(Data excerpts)
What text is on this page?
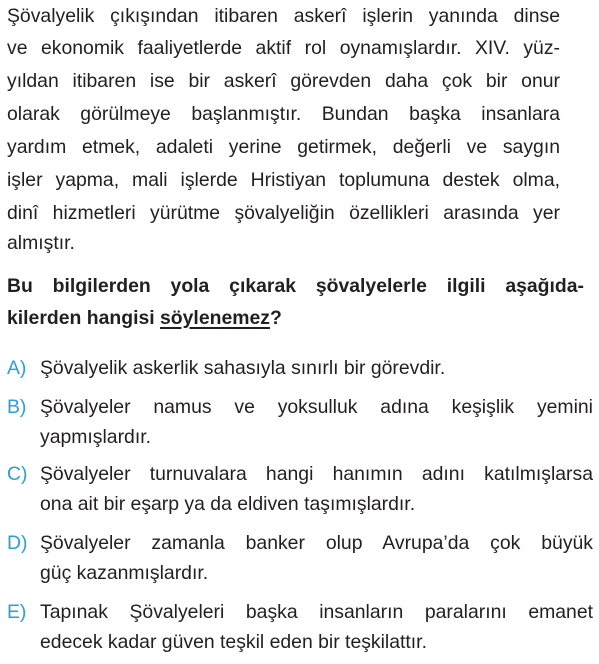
Şövalyelik çıkışından itibaren askerî işlerin yanında dinse
ve ekonomik faaliyetlerde aktif rol oynamışlardır. XIV. yüz-
yıldan itibaren ise bir askerî görevden daha çok bir onur
olarak görülmeye başlanmıştır. Bundan başka insanlara
yardım etmek, adaleti yerine getirmek, değerli ve saygın
işler yapma, mali işlerde Hristiyan toplumuna destek olma,
dinî hizmetleri yürütme şövalyeliğin özellikleri arasında yer
almıştır.
Bu bilgilerden yola çıkarak şövalyelerle ilgili aşağıda-
kilerden hangisi söylenemez?
A) Şövalyelik askerlik sahasıyla sınırlı bir görevdir.
B) Şövalyeler namus ve yoksulluk adına keşişlik yemini
yapmışlardır.
C) Şövalyeler turnuvalara hangi hanımın adını katılmışlarsa
ona ait bir eşarp ya da eldiven taşımışlardır.
D) Şövalyeler zamanla banker olup Avrupa’da çok büyük
güç kazanmışlardır.
E) Tapınak Şövalyeleri başka insanların paralarını emanet
edecek kadar güven teşkil eden bir teşkilattır.
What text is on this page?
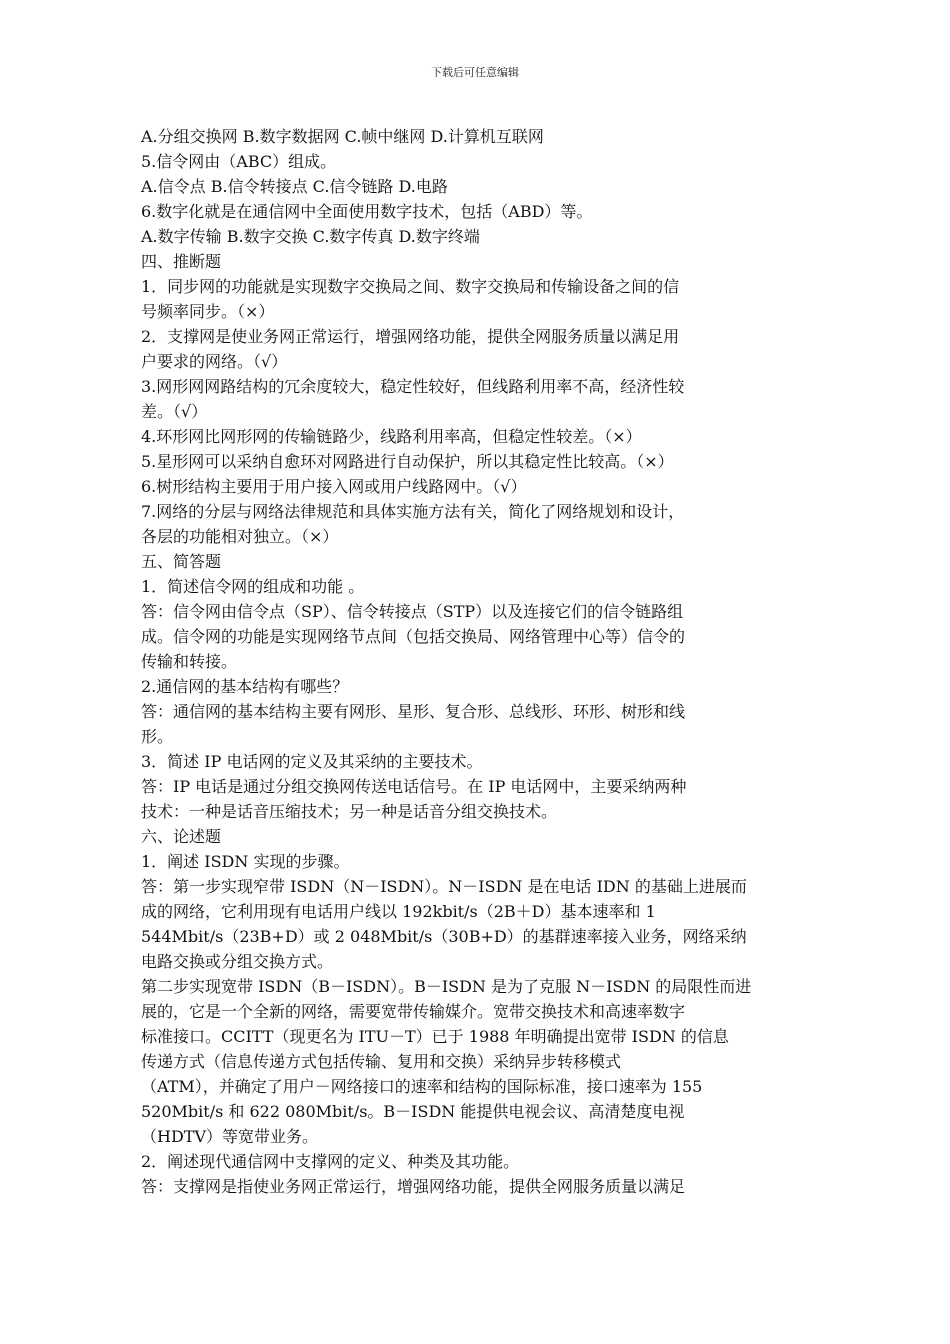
下载后可任意编辑
A.分组交换网 B.数字数据网 C.帧中继网 D.计算机互联网
5.信令网由（ABC）组成。
A.信令点 B.信令转接点 C.信令链路 D.电路
6.数字化就是在通信网中全面使用数字技术，包括（ABD）等。
A.数字传输 B.数字交换 C.数字传真 D.数字终端
四、推断题
1．同步网的功能就是实现数字交换局之间、数字交换局和传输设备之间的信
号频率同步。（×）
2．支撑网是使业务网正常运行，增强网络功能，提供全网服务质量以满足用
户要求的网络。（√）
3.网形网网路结构的冗余度较大，稳定性较好，但线路利用率不高，经济性较
差。（√）
4.环形网比网形网的传输链路少，线路利用率高，但稳定性较差。（×）
5.星形网可以采纳自愈环对网路进行自动保护，所以其稳定性比较高。（×）
6.树形结构主要用于用户接入网或用户线路网中。（√）
7.网络的分层与网络法律规范和具体实施方法有关，简化了网络规划和设计，
各层的功能相对独立。（×）
五、简答题
1．简述信令网的组成和功能 。
答：信令网由信令点（SP）、信令转接点（STP）以及连接它们的信令链路组
成。信令网的功能是实现网络节点间（包括交换局、网络管理中心等）信令的
传输和转接。
2.通信网的基本结构有哪些？
答：通信网的基本结构主要有网形、星形、复合形、总线形、环形、树形和线
形。
3．简述 IP 电话网的定义及其采纳的主要技术。
答：IP 电话是通过分组交换网传送电话信号。在 IP 电话网中，主要采纳两种
技术：一种是话音压缩技术；另一种是话音分组交换技术。
六、论述题
1．阐述 ISDN 实现的步骤。
答：第一步实现窄带 ISDN（N－ISDN）。N－ISDN 是在电话 IDN 的基础上进展而
成的网络，它利用现有电话用户线以 192kbit/s（2B＋D）基本速率和 1
544Mbit/s（23B+D）或 2 048Mbit/s（30B+D）的基群速率接入业务，网络采纳
电路交换或分组交换方式。
第二步实现宽带 ISDN（B－ISDN）。B－ISDN 是为了克服 N－ISDN 的局限性而进
展的，它是一个全新的网络，需要宽带传输媒介。宽带交换技术和高速率数字
标准接口。CCITT（现更名为 ITU－T）已于 1988 年明确提出宽带 ISDN 的信息
传递方式（信息传递方式包括传输、复用和交换）采纳异步转移模式
（ATM），并确定了用户－网络接口的速率和结构的国际标准，接口速率为 155
520Mbit/s 和 622 080Mbit/s。B－ISDN 能提供电视会议、高清楚度电视
（HDTV）等宽带业务。
2．阐述现代通信网中支撑网的定义、种类及其功能。
答：支撑网是指使业务网正常运行，增强网络功能，提供全网服务质量以满足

Job
Nothing in the entries should change as you copy them, except that the pictures are left out.

The completed task
What text is on this page?
Şövalyelik çıkışından itibaren askerî işlerin yanında dinse
ve ekonomik faaliyetlerde aktif rol oynamışlardır. XIV. yüz-
yıldan itibaren ise bir askerî görevden daha çok bir onur
olarak görülmeye başlanmıştır. Bundan başka insanlara
yardım etmek, adaleti yerine getirmek, değerli ve saygın
işler yapma, mali işlerde Hristiyan toplumuna destek olma,
dinî hizmetleri yürütme şövalyeliğin özellikleri arasında yer
almıştır.
Bu bilgilerden yola çıkarak şövalyelerle ilgili aşağıda-
kilerden hangisi söylenemez?
A) Şövalyelik askerlik sahasıyla sınırlı bir görevdir.
B) Şövalyeler namus ve yoksulluk adına keşişlik yemini
yapmışlardır.
C) Şövalyeler turnuvalara hangi hanımın adını katılmışlarsa
ona ait bir eşarp ya da eldiven taşımışlardır.
D) Şövalyeler zamanla banker olup Avrupa’da çok büyük
güç kazanmışlardır.
E) Tapınak Şövalyeleri başka insanların paralarını emanet
edecek kadar güven teşkil eden bir teşkilattır.
What text is on this page?
下载后可任意编辑
A.分组交换网 B.数字数据网 C.帧中继网 D.计算机互联网
5.信令网由（ABC）组成。
A.信令点 B.信令转接点 C.信令链路 D.电路
6.数字化就是在通信网中全面使用数字技术，包括（ABD）等。
A.数字传输 B.数字交换 C.数字传真 D.数字终端
四、推断题
1．同步网的功能就是实现数字交换局之间、数字交换局和传输设备之间的信
号频率同步。（×）
2．支撑网是使业务网正常运行，增强网络功能，提供全网服务质量以满足用
户要求的网络。（√）
3.网形网网路结构的冗余度较大，稳定性较好，但线路利用率不高，经济性较
差。（√）
4.环形网比网形网的传输链路少，线路利用率高，但稳定性较差。（×）
5.星形网可以采纳自愈环对网路进行自动保护，所以其稳定性比较高。（×）
6.树形结构主要用于用户接入网或用户线路网中。（√）
7.网络的分层与网络法律规范和具体实施方法有关，简化了网络规划和设计，
各层的功能相对独立。（×）
五、简答题
1．简述信令网的组成和功能 。
答：信令网由信令点（SP）、信令转接点（STP）以及连接它们的信令链路组
成。信令网的功能是实现网络节点间（包括交换局、网络管理中心等）信令的
传输和转接。
2.通信网的基本结构有哪些？
答：通信网的基本结构主要有网形、星形、复合形、总线形、环形、树形和线
形。
3．简述 IP 电话网的定义及其采纳的主要技术。
答：IP 电话是通过分组交换网传送电话信号。在 IP 电话网中，主要采纳两种
技术：一种是话音压缩技术；另一种是话音分组交换技术。
六、论述题
1．阐述 ISDN 实现的步骤。
答：第一步实现窄带 ISDN（N－ISDN）。N－ISDN 是在电话 IDN 的基础上进展而
成的网络，它利用现有电话用户线以 192kbit/s（2B＋D）基本速率和 1
544Mbit/s（23B+D）或 2 048Mbit/s（30B+D）的基群速率接入业务，网络采纳
电路交换或分组交换方式。
第二步实现宽带 ISDN（B－ISDN）。B－ISDN 是为了克服 N－ISDN 的局限性而进
展的，它是一个全新的网络，需要宽带传输媒介。宽带交换技术和高速率数字
标准接口。CCITT（现更名为 ITU－T）已于 1988 年明确提出宽带 ISDN 的信息
传递方式（信息传递方式包括传输、复用和交换）采纳异步转移模式
（ATM），并确定了用户－网络接口的速率和结构的国际标准，接口速率为 155
520Mbit/s 和 622 080Mbit/s。B－ISDN 能提供电视会议、高清楚度电视
（HDTV）等宽带业务。
2．阐述现代通信网中支撑网的定义、种类及其功能。
答：支撑网是指使业务网正常运行，增强网络功能，提供全网服务质量以满足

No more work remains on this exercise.